Written instruction:
Extract each line of the material that follows exactly and omit its pictures.

[Extracted data entries]
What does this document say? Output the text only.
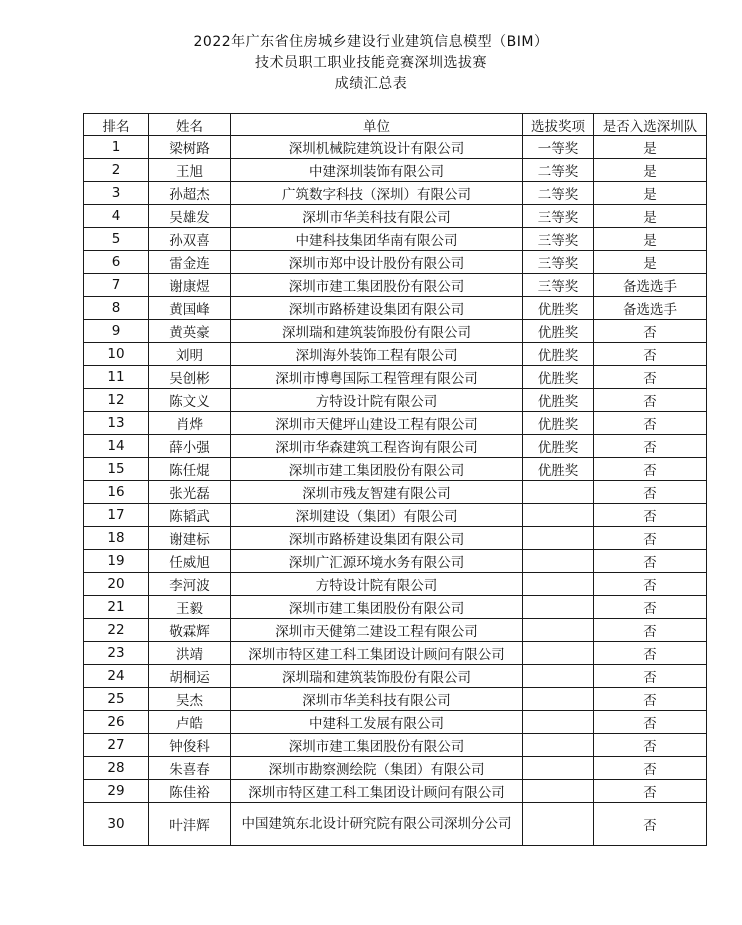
2022年广东省住房城乡建设行业建筑信息模型（BIM）
技术员职工职业技能竞赛深圳选拔赛
成绩汇总表
排名	姓名	单位	选拔奖项	是否入选深圳队
1	梁树路	深圳机械院建筑设计有限公司	一等奖	是
2	王旭	中建深圳装饰有限公司	二等奖	是
3	孙超杰	广筑数字科技（深圳）有限公司	二等奖	是
4	吴雄发	深圳市华美科技有限公司	三等奖	是
5	孙双喜	中建科技集团华南有限公司	三等奖	是
6	雷金连	深圳市郑中设计股份有限公司	三等奖	是
7	谢康煜	深圳市建工集团股份有限公司	三等奖	备选选手
8	黄国峰	深圳市路桥建设集团有限公司	优胜奖	备选选手
9	黄英豪	深圳瑞和建筑装饰股份有限公司	优胜奖	否
10	刘明	深圳海外装饰工程有限公司	优胜奖	否
11	吴创彬	深圳市博粤国际工程管理有限公司	优胜奖	否
12	陈文义	方特设计院有限公司	优胜奖	否
13	肖烨	深圳市天健坪山建设工程有限公司	优胜奖	否
14	薛小强	深圳市华森建筑工程咨询有限公司	优胜奖	否
15	陈任焜	深圳市建工集团股份有限公司	优胜奖	否
16	张光磊	深圳市残友智建有限公司		否
17	陈韬武	深圳建设（集团）有限公司		否
18	谢建标	深圳市路桥建设集团有限公司		否
19	任威旭	深圳广汇源环境水务有限公司		否
20	李河波	方特设计院有限公司		否
21	王毅	深圳市建工集团股份有限公司		否
22	敬霖辉	深圳市天健第二建设工程有限公司		否
23	洪靖	深圳市特区建工科工集团设计顾问有限公司		否
24	胡桐运	深圳瑞和建筑装饰股份有限公司		否
25	吴杰	深圳市华美科技有限公司		否
26	卢皓	中建科工发展有限公司		否
27	钟俊科	深圳市建工集团股份有限公司		否
28	朱喜春	深圳市勘察测绘院（集团）有限公司		否
29	陈佳裕	深圳市特区建工科工集团设计顾问有限公司		否
30	叶沣辉	中国建筑东北设计研究院有限公司深圳分公司		否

Written solution:
What does this document say? Output the text only.
2022年广东省住房城乡建设行业建筑信息模型（BIM）
技术员职工职业技能竞赛深圳选拔赛
成绩汇总表
排名	姓名	单位	选拔奖项	是否入选深圳队
1	梁树路	深圳机械院建筑设计有限公司	一等奖	是
2	王旭	中建深圳装饰有限公司	二等奖	是
3	孙超杰	广筑数字科技（深圳）有限公司	二等奖	是
4	吴雄发	深圳市华美科技有限公司	三等奖	是
5	孙双喜	中建科技集团华南有限公司	三等奖	是
6	雷金连	深圳市郑中设计股份有限公司	三等奖	是
7	谢康煜	深圳市建工集团股份有限公司	三等奖	备选选手
8	黄国峰	深圳市路桥建设集团有限公司	优胜奖	备选选手
9	黄英豪	深圳瑞和建筑装饰股份有限公司	优胜奖	否
10	刘明	深圳海外装饰工程有限公司	优胜奖	否
11	吴创彬	深圳市博粤国际工程管理有限公司	优胜奖	否
12	陈文义	方特设计院有限公司	优胜奖	否
13	肖烨	深圳市天健坪山建设工程有限公司	优胜奖	否
14	薛小强	深圳市华森建筑工程咨询有限公司	优胜奖	否
15	陈任焜	深圳市建工集团股份有限公司	优胜奖	否
16	张光磊	深圳市残友智建有限公司		否
17	陈韬武	深圳建设（集团）有限公司		否
18	谢建标	深圳市路桥建设集团有限公司		否
19	任威旭	深圳广汇源环境水务有限公司		否
20	李河波	方特设计院有限公司		否
21	王毅	深圳市建工集团股份有限公司		否
22	敬霖辉	深圳市天健第二建设工程有限公司		否
23	洪靖	深圳市特区建工科工集团设计顾问有限公司		否
24	胡桐运	深圳瑞和建筑装饰股份有限公司		否
25	吴杰	深圳市华美科技有限公司		否
26	卢皓	中建科工发展有限公司		否
27	钟俊科	深圳市建工集团股份有限公司		否
28	朱喜春	深圳市勘察测绘院（集团）有限公司		否
29	陈佳裕	深圳市特区建工科工集团设计顾问有限公司		否
30	叶沣辉	中国建筑东北设计研究院有限公司深圳分公司		否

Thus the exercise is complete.